▸ Aim
State the number of lines with the string "NLOS" in them, and nothing else.

▸ Records for this exercise

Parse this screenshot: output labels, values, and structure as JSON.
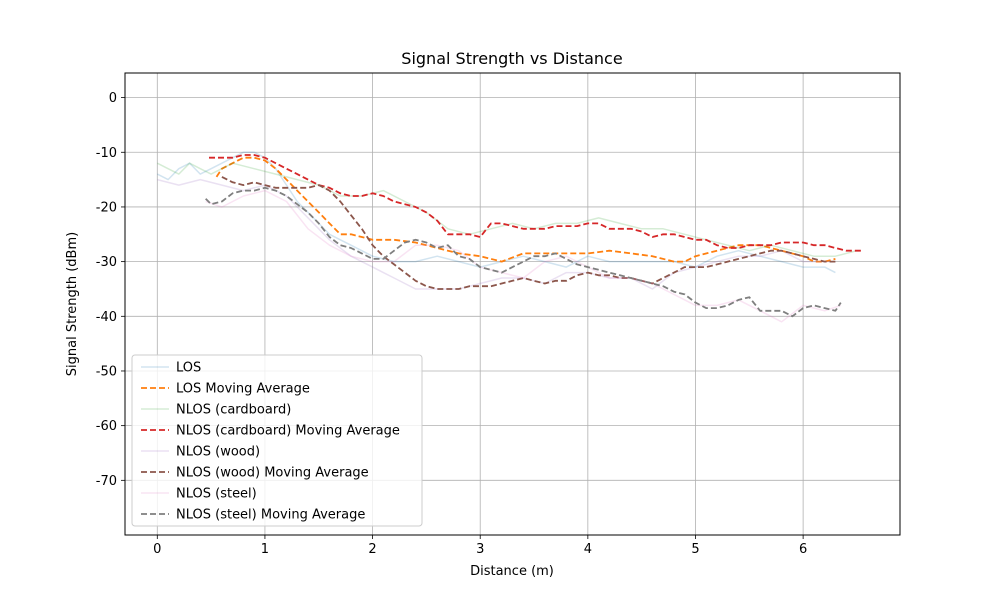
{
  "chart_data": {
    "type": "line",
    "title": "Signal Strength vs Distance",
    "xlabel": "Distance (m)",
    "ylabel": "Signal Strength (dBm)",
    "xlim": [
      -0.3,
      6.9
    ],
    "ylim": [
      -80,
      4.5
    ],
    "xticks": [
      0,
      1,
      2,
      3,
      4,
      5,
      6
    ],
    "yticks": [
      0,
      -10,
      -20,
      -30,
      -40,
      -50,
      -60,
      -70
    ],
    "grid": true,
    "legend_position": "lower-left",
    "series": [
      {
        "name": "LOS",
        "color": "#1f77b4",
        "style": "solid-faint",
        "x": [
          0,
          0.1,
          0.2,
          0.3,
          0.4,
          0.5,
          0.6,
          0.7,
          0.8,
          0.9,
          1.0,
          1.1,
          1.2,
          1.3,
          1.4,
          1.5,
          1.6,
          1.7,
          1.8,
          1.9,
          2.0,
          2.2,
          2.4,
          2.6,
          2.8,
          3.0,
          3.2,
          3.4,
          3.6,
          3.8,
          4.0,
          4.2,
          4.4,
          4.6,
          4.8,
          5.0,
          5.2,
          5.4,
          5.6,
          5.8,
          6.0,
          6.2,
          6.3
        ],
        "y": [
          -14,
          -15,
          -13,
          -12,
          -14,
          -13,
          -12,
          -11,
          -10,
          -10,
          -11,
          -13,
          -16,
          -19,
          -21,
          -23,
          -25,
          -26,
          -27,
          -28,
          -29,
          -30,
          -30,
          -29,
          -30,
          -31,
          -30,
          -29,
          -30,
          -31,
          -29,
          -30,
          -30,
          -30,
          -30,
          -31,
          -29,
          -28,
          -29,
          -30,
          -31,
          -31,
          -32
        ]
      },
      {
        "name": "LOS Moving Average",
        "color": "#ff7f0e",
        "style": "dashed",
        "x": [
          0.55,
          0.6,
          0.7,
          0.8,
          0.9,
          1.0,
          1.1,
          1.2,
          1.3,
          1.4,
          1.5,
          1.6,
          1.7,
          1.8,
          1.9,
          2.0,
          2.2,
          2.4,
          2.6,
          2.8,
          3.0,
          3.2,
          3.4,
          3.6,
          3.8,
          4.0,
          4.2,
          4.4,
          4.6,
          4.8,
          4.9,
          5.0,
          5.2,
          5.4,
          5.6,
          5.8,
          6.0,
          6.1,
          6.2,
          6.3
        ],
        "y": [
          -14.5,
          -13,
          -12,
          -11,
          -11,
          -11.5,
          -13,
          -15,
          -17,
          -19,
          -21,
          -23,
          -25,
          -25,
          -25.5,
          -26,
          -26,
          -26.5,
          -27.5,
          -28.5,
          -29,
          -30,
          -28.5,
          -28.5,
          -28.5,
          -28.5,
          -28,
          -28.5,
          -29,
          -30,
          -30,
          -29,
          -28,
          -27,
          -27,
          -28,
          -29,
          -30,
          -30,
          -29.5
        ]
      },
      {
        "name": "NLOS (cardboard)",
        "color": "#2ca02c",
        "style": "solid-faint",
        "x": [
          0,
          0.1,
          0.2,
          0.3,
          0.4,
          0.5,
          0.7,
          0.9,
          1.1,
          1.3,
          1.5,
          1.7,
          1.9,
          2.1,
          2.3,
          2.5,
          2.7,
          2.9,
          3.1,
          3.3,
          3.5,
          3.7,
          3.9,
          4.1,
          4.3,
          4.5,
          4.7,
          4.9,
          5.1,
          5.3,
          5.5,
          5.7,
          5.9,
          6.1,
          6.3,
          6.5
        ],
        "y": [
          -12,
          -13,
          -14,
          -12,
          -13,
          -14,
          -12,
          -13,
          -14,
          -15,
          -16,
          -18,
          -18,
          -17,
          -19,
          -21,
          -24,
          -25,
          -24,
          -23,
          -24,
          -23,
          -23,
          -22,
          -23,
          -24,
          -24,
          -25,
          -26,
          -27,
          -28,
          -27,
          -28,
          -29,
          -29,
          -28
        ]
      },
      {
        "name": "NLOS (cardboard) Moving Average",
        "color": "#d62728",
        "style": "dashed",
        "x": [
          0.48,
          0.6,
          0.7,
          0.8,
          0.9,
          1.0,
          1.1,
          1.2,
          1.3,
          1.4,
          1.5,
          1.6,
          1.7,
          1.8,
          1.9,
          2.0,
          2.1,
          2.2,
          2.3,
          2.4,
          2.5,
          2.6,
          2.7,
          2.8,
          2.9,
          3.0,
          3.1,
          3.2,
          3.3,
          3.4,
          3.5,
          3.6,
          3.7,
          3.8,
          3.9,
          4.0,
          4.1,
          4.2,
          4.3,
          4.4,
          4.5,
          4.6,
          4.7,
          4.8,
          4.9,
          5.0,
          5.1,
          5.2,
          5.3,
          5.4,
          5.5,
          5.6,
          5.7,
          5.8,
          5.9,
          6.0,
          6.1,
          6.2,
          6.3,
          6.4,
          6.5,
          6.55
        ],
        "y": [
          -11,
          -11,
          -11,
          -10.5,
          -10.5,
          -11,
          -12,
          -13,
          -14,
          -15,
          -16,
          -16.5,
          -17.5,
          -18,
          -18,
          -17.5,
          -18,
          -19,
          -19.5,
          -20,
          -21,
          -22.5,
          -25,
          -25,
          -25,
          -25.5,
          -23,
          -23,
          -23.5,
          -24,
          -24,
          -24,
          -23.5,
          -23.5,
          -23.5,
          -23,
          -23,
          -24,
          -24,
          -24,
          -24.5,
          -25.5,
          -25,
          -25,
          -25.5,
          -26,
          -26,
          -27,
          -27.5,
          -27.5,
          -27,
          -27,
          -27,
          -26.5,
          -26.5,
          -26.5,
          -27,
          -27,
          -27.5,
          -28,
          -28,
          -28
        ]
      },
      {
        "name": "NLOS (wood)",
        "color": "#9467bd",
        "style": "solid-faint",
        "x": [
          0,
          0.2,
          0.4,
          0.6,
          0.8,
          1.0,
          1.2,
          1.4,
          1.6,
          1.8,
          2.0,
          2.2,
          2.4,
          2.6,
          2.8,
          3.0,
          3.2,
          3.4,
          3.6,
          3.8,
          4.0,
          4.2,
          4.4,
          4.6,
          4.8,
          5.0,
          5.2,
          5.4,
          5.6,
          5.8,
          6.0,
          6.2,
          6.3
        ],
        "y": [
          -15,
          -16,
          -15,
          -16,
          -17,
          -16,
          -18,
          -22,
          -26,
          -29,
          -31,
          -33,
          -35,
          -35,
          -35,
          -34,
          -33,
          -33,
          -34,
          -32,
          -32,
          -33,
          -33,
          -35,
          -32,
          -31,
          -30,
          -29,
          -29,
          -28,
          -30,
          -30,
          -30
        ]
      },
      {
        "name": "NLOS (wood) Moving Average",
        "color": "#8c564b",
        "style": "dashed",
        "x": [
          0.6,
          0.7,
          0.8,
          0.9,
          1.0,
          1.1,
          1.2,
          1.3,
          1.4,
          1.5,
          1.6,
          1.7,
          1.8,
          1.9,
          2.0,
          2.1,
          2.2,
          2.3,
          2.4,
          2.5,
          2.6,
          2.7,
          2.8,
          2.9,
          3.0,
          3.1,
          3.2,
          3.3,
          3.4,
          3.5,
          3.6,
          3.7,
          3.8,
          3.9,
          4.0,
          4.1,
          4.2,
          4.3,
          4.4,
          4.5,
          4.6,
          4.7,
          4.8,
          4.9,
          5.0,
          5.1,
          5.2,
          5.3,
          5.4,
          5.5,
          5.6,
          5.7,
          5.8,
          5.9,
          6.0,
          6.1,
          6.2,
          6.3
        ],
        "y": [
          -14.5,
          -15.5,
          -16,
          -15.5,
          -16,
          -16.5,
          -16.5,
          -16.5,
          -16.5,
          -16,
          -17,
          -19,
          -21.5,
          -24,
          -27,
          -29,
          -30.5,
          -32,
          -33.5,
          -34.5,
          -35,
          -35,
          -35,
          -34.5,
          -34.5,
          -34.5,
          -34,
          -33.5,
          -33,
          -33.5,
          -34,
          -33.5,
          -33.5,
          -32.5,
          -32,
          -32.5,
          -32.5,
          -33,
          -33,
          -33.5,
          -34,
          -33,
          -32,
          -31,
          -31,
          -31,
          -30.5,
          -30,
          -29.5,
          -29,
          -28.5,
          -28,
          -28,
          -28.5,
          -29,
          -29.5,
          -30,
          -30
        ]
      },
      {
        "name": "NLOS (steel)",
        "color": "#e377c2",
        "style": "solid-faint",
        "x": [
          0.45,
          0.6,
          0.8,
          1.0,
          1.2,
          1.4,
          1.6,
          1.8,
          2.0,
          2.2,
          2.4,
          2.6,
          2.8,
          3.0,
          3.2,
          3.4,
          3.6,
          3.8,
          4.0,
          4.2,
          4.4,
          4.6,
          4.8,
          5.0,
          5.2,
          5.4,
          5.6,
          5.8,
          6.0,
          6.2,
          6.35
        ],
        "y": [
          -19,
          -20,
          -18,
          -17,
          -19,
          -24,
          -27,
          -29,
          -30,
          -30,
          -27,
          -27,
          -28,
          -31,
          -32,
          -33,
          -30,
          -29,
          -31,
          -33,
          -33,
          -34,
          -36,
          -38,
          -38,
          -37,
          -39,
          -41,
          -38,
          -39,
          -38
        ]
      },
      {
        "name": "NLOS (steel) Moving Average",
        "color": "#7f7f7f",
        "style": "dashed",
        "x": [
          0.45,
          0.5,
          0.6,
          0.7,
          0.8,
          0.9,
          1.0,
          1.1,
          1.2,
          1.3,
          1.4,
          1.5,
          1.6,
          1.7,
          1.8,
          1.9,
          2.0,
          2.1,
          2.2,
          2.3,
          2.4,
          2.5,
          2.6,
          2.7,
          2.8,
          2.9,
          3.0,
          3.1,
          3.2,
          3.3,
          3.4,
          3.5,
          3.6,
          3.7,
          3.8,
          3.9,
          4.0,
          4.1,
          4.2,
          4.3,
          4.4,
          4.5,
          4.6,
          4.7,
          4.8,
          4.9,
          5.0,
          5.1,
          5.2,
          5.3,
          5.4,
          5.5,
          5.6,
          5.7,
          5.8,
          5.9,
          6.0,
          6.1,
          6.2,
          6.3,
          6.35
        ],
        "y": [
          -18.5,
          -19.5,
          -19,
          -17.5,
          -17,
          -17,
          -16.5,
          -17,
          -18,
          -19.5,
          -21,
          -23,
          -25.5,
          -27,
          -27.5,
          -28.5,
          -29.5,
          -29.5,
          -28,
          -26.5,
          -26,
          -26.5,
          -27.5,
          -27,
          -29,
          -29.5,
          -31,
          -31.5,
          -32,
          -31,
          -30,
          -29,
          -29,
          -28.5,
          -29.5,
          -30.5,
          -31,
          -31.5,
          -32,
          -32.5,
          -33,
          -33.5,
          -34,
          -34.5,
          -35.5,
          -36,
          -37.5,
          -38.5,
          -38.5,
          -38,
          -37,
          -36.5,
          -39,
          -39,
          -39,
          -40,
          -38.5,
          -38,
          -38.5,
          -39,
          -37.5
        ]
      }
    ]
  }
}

▸ Correct answer
6